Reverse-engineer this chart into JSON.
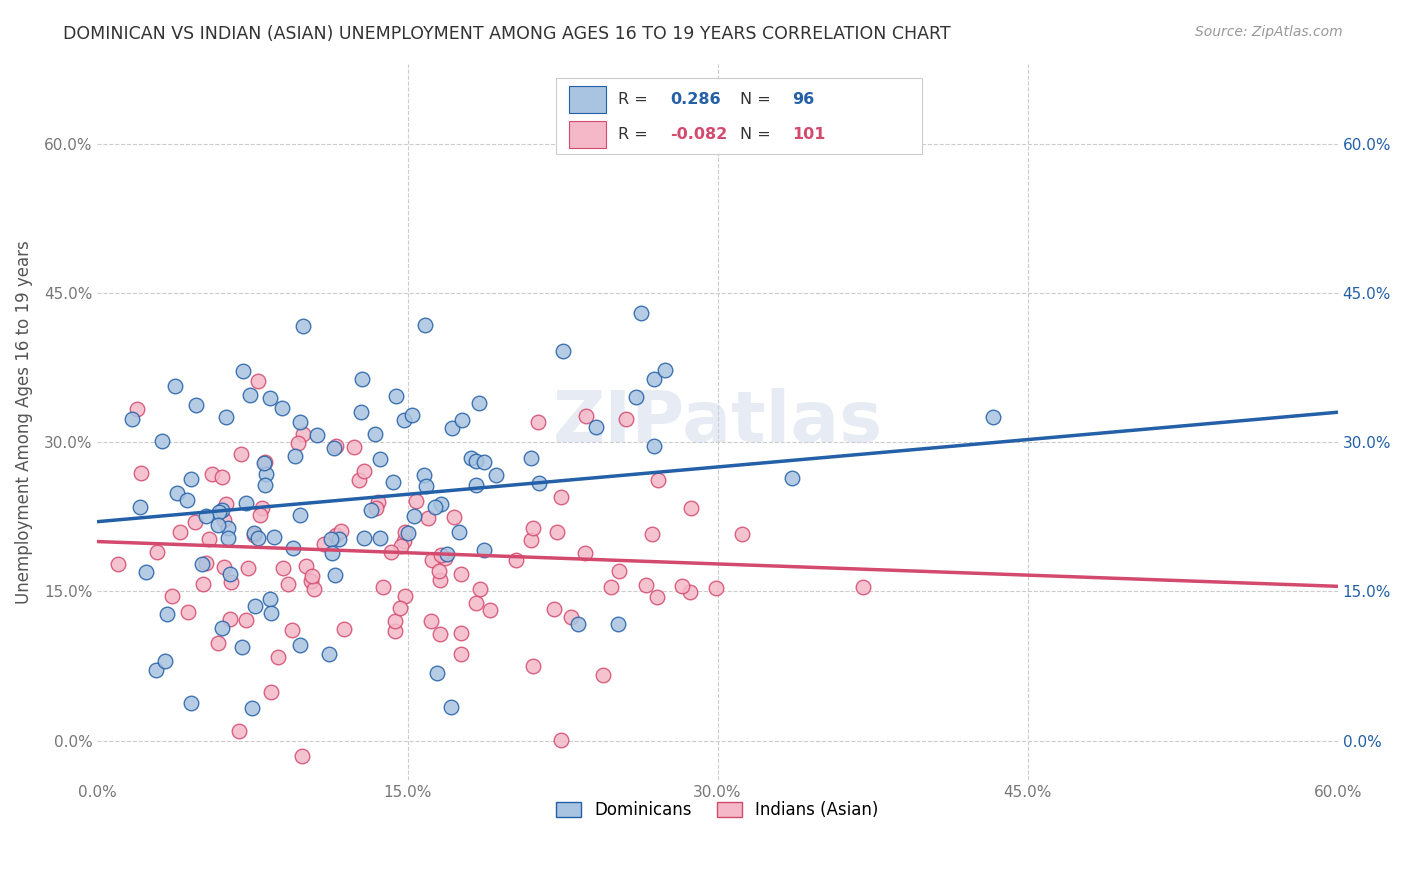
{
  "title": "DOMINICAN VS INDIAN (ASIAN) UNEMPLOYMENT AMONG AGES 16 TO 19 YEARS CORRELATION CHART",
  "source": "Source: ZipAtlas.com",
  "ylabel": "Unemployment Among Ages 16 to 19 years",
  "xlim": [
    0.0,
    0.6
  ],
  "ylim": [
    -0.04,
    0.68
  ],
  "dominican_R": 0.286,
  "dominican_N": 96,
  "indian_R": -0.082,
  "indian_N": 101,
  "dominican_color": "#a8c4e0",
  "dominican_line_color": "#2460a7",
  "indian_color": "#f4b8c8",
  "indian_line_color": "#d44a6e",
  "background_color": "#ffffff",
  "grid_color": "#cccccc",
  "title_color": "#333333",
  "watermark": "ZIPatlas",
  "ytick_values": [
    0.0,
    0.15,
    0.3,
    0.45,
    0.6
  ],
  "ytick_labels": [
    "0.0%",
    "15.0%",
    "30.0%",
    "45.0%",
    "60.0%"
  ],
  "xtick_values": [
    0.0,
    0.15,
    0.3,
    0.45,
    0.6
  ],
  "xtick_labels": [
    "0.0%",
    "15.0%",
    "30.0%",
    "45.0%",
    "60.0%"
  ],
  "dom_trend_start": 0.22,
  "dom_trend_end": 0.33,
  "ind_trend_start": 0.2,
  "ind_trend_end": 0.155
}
--
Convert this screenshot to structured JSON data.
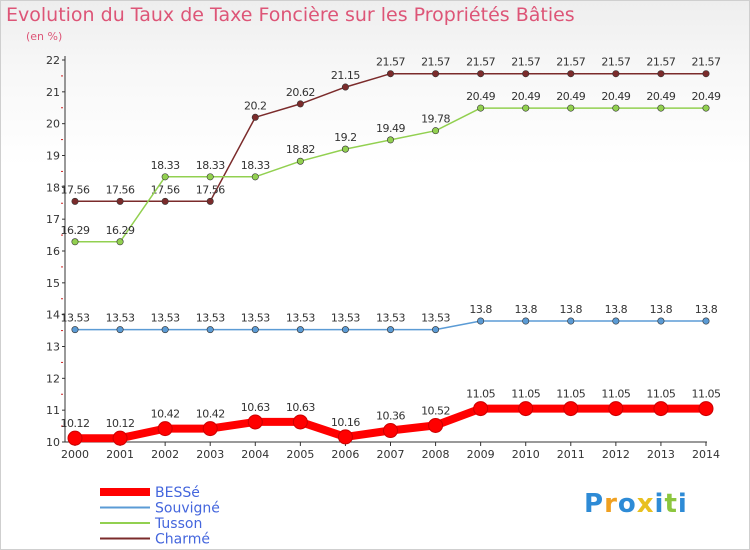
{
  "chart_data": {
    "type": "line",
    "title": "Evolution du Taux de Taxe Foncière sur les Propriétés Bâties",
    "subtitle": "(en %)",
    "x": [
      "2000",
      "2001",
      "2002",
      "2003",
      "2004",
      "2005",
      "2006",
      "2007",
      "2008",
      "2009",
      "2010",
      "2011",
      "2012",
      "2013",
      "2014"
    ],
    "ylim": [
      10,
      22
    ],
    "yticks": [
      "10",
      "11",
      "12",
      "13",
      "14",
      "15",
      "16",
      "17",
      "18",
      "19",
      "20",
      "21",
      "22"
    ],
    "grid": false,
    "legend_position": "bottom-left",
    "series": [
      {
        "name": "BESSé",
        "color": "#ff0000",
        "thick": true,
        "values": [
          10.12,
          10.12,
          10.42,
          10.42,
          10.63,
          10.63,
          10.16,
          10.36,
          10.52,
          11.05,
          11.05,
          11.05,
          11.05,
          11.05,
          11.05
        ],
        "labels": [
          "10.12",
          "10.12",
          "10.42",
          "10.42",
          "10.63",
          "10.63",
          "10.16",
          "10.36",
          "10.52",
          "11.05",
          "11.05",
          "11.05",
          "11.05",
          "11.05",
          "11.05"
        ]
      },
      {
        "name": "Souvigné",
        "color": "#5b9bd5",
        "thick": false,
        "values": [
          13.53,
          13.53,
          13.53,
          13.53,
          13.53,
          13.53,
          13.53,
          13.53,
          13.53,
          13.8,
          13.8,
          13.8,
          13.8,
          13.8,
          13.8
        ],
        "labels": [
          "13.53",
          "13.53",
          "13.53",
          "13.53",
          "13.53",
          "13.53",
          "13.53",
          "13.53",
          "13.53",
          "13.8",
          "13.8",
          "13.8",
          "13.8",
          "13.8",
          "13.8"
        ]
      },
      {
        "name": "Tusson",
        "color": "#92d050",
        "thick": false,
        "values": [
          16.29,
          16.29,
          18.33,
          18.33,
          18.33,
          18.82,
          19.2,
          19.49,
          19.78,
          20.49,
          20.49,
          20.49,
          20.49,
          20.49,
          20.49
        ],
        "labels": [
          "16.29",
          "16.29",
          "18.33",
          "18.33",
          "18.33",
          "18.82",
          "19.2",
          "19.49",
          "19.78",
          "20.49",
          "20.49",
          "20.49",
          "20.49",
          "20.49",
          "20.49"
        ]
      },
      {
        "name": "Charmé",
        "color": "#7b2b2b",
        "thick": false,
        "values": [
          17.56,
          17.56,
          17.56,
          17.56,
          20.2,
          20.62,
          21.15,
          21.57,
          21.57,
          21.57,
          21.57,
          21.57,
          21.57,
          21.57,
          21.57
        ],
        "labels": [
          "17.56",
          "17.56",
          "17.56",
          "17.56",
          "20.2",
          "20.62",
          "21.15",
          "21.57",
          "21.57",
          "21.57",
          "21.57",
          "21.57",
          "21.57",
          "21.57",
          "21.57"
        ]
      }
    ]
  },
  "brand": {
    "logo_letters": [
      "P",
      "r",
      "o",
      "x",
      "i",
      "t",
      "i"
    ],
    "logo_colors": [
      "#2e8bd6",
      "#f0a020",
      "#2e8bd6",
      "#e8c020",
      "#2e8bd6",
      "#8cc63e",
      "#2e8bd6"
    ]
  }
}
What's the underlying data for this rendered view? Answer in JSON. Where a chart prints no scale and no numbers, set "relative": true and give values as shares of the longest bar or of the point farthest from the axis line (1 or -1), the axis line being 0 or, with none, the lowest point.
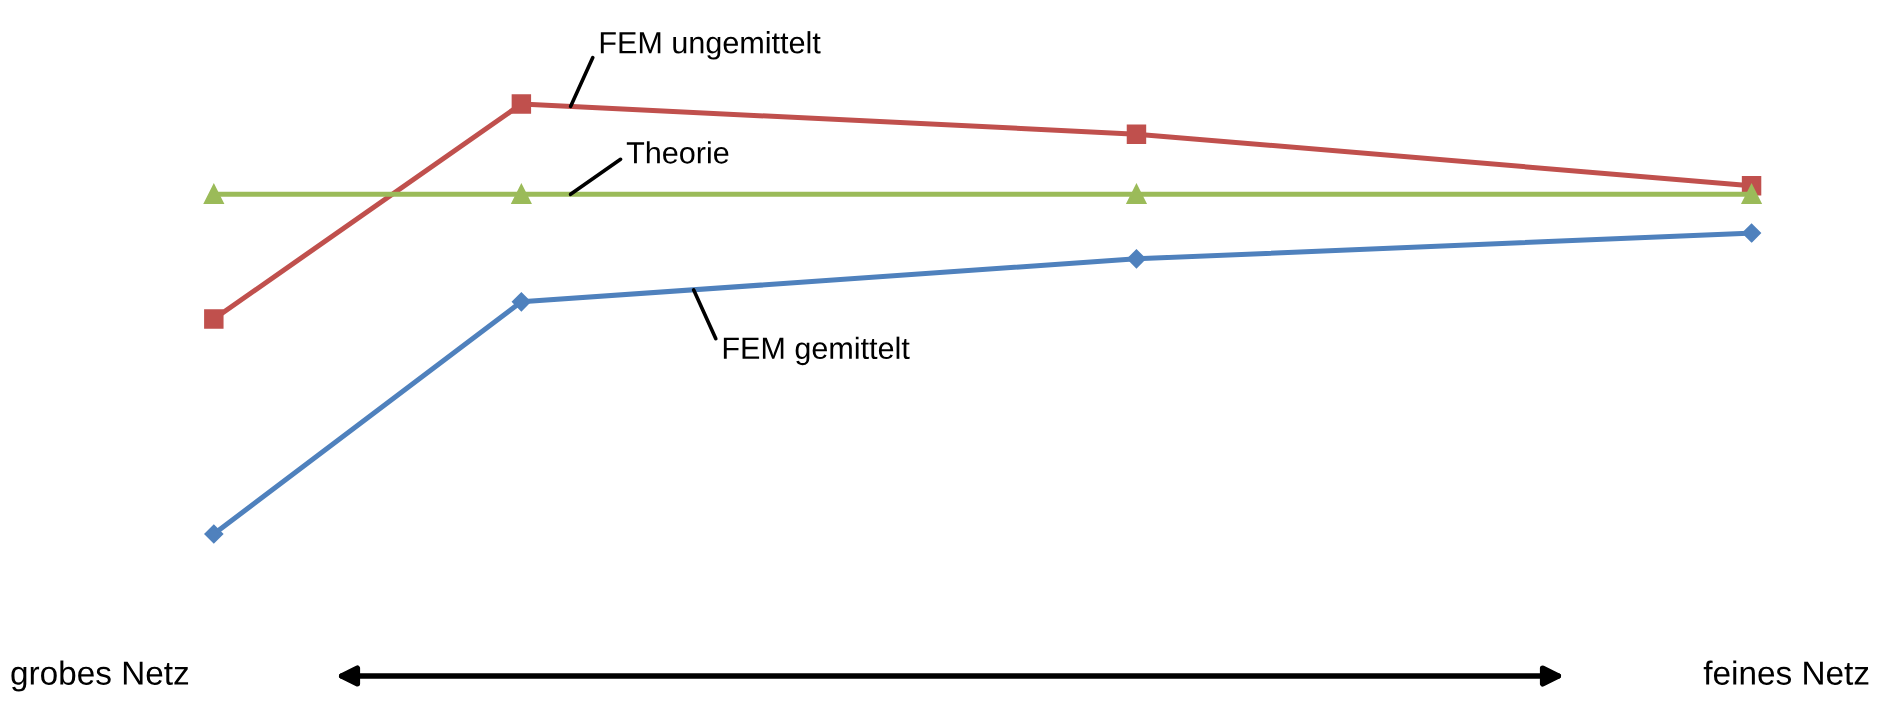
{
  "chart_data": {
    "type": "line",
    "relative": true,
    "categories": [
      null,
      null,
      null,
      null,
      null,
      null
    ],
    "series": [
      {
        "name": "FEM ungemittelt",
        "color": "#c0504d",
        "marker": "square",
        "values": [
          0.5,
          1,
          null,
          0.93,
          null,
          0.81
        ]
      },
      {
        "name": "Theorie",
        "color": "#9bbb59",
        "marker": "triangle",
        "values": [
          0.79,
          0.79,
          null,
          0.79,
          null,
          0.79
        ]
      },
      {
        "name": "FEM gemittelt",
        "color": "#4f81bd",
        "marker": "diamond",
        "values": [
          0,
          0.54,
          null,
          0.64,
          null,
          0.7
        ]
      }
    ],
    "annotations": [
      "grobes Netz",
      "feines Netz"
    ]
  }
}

- Objective -
Identify the lines of the entries containing the string "this". Copy each such line.

- Written reply -
Reverse-engineer this chart into JSON.
Convert this screenshot to structured JSON data.
What's the underlying data for this rendered view? Answer in JSON. Where a chart prints no scale and no numbers, set "relative": true and give values as shares of the longest bar or of the point farthest from the axis line (1 or -1), the axis line being 0 or, with none, the lowest point.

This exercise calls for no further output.